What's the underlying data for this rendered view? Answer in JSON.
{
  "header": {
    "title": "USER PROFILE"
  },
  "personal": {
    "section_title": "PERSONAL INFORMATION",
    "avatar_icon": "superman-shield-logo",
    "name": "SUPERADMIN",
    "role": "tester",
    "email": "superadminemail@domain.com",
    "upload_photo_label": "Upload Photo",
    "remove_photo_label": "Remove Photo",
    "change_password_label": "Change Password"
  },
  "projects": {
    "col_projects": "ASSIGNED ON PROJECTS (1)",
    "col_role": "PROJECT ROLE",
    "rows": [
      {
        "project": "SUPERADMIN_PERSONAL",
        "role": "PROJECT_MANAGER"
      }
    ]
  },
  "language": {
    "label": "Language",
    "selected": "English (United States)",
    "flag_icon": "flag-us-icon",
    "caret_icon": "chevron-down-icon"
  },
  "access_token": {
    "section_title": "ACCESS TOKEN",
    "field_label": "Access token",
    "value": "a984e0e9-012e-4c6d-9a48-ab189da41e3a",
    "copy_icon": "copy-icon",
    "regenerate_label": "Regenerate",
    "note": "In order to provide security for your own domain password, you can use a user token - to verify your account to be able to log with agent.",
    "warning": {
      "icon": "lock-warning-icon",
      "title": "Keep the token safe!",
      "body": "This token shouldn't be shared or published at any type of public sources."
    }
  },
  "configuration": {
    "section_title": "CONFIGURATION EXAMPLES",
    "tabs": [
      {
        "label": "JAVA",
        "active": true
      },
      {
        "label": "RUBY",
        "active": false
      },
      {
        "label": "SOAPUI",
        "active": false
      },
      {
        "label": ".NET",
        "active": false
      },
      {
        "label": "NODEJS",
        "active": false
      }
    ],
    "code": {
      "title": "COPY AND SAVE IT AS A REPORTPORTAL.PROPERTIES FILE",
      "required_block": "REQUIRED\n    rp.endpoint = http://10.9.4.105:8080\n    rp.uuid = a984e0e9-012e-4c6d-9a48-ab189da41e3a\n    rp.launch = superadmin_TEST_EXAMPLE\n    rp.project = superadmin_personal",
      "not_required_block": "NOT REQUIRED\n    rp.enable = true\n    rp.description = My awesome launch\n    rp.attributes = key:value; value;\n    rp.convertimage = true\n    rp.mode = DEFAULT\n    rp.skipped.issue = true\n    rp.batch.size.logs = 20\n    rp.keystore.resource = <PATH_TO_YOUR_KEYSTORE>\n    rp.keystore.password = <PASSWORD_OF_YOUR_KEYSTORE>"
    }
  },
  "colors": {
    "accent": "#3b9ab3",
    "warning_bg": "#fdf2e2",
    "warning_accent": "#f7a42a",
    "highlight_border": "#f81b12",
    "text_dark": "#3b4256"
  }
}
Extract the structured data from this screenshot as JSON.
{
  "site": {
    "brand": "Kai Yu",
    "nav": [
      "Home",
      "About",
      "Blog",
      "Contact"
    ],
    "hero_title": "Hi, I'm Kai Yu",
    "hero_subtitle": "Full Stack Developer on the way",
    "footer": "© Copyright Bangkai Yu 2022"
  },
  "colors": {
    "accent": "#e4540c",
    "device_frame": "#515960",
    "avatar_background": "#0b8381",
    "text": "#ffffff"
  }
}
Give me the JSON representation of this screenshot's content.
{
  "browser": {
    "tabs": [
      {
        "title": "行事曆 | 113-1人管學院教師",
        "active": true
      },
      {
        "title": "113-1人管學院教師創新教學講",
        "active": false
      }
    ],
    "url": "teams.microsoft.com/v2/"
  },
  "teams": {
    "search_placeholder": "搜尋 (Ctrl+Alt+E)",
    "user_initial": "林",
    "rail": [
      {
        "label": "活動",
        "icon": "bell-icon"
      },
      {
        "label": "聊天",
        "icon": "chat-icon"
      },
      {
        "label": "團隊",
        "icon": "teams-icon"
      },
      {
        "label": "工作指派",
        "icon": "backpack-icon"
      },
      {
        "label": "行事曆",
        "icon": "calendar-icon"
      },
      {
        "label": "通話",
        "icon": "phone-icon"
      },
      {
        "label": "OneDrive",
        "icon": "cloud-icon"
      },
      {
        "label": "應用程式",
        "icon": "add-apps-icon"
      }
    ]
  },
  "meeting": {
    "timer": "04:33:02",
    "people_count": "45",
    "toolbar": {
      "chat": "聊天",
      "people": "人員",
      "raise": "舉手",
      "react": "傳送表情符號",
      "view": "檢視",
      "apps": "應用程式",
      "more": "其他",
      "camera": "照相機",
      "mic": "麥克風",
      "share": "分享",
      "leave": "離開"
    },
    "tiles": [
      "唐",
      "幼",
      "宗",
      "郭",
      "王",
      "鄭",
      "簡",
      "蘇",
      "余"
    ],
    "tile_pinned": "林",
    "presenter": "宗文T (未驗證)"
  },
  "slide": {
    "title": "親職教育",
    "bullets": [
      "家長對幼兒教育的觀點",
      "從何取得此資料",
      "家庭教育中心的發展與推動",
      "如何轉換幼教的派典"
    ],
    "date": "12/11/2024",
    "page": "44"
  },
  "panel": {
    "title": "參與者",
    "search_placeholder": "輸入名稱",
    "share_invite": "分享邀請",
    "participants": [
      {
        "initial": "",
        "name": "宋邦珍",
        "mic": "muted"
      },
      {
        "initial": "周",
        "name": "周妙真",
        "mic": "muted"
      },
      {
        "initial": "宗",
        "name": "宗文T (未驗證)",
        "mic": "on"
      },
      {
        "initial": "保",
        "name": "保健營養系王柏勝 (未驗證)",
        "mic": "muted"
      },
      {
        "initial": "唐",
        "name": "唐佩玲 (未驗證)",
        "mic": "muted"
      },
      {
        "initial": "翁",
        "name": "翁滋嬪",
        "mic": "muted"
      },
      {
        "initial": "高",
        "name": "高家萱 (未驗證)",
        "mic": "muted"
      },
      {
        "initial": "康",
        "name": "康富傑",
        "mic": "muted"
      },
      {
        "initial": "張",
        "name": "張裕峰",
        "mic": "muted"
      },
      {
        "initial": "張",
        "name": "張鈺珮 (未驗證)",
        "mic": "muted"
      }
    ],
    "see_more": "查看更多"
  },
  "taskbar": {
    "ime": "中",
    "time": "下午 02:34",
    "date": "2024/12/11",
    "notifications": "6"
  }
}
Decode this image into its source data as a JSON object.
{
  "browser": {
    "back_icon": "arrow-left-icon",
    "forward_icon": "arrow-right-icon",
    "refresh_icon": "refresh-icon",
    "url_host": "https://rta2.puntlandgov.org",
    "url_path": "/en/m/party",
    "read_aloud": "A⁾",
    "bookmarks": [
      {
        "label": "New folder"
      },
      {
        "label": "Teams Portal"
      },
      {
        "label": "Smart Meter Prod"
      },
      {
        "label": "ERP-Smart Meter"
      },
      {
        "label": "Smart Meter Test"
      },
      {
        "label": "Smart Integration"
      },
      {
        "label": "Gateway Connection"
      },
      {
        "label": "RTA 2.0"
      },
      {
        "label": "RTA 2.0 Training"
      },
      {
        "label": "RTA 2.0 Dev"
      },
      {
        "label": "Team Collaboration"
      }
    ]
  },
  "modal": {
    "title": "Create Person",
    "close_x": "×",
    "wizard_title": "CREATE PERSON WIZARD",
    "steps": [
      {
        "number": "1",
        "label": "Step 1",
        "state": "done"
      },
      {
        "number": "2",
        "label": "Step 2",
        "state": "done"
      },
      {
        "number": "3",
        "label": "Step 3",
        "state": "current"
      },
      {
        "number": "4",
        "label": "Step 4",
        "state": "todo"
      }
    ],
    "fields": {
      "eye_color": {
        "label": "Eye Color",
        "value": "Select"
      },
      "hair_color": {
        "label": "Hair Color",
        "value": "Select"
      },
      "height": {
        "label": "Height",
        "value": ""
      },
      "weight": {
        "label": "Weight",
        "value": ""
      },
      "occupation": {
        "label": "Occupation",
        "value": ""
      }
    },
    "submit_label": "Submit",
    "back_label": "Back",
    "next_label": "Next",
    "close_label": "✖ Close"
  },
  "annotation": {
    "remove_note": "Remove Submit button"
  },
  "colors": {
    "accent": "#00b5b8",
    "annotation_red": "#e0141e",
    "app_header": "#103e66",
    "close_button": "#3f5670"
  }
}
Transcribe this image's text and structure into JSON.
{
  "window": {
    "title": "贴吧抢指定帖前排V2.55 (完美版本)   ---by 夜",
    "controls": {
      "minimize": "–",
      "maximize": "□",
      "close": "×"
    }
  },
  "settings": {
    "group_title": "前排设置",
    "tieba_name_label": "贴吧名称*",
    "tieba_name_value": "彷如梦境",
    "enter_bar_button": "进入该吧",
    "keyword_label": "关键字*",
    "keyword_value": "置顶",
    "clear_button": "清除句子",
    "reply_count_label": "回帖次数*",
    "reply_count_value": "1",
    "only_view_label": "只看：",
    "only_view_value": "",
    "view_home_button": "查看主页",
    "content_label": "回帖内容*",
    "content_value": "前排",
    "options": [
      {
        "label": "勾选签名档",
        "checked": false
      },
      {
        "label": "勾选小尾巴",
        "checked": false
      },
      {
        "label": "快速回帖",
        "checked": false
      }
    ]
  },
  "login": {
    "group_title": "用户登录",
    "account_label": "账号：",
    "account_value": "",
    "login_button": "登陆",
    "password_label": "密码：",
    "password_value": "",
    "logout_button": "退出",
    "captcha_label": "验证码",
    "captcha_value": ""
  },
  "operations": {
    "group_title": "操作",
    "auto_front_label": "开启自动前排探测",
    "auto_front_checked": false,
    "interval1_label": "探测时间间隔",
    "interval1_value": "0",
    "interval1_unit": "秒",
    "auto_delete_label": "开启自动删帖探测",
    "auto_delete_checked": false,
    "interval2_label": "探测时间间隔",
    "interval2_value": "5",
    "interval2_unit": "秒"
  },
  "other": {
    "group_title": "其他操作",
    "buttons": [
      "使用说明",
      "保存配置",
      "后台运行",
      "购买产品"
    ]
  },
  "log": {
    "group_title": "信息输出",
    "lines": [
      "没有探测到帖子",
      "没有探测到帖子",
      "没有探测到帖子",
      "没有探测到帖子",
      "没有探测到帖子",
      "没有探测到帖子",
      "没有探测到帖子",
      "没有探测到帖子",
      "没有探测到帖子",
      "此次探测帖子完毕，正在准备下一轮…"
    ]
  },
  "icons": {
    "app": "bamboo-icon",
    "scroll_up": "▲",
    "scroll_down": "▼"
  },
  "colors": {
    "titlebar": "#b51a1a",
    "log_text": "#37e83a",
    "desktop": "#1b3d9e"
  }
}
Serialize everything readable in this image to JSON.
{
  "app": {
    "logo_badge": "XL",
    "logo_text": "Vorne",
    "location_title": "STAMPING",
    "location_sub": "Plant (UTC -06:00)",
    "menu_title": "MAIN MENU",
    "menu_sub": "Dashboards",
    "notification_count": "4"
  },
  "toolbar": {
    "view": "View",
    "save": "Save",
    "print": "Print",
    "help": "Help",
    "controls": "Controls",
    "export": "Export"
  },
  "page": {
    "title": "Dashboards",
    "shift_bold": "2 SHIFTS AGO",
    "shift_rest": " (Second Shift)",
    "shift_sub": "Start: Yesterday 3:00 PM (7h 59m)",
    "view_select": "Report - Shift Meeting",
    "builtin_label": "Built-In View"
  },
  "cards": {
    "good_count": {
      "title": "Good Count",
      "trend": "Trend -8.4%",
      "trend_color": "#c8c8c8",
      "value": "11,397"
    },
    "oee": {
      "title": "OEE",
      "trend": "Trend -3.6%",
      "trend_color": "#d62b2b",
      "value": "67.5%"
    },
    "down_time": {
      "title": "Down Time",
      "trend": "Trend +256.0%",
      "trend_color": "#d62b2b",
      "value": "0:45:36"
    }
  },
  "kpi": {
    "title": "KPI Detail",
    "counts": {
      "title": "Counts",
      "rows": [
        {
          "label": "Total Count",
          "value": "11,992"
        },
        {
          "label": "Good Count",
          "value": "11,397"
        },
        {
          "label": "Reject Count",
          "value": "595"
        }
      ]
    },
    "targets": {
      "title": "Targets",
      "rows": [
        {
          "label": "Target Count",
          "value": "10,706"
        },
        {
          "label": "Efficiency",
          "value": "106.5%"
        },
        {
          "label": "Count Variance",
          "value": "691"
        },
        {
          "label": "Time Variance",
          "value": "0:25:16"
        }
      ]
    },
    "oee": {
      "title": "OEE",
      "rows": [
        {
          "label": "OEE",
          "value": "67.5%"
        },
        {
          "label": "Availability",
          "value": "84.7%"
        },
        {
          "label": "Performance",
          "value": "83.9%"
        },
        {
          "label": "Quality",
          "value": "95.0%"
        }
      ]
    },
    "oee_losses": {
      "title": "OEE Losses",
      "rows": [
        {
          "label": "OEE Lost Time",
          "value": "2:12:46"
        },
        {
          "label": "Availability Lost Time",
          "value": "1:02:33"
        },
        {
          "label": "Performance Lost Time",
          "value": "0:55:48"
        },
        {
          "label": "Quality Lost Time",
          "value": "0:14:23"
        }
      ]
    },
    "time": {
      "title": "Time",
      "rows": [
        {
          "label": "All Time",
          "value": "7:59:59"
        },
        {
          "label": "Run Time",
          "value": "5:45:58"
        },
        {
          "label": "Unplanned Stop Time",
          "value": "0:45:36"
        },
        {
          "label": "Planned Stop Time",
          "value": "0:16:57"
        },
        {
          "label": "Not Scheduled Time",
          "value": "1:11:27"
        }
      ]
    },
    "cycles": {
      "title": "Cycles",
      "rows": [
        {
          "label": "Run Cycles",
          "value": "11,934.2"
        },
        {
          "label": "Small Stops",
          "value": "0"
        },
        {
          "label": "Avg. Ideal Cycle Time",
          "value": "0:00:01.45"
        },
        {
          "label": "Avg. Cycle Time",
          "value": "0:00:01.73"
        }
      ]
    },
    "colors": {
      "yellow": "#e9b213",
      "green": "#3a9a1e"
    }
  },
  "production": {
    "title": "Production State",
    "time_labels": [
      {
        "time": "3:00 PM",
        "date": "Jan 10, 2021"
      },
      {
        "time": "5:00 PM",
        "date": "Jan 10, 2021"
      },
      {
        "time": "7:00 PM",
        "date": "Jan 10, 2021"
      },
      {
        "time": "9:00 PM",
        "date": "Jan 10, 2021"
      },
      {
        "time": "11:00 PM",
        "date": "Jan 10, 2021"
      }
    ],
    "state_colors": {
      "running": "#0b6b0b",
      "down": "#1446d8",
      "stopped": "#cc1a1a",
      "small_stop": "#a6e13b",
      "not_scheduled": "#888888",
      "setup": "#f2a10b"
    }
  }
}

———

DIRECTIONS FOR THIS TASK
Whichever lines contain the string "Lost", select and copy them.

OUTPUT
          "label": "OEE Lost Time",
          "label": "Availability Lost Time",
          "label": "Performance Lost Time",
          "label": "Quality Lost Time",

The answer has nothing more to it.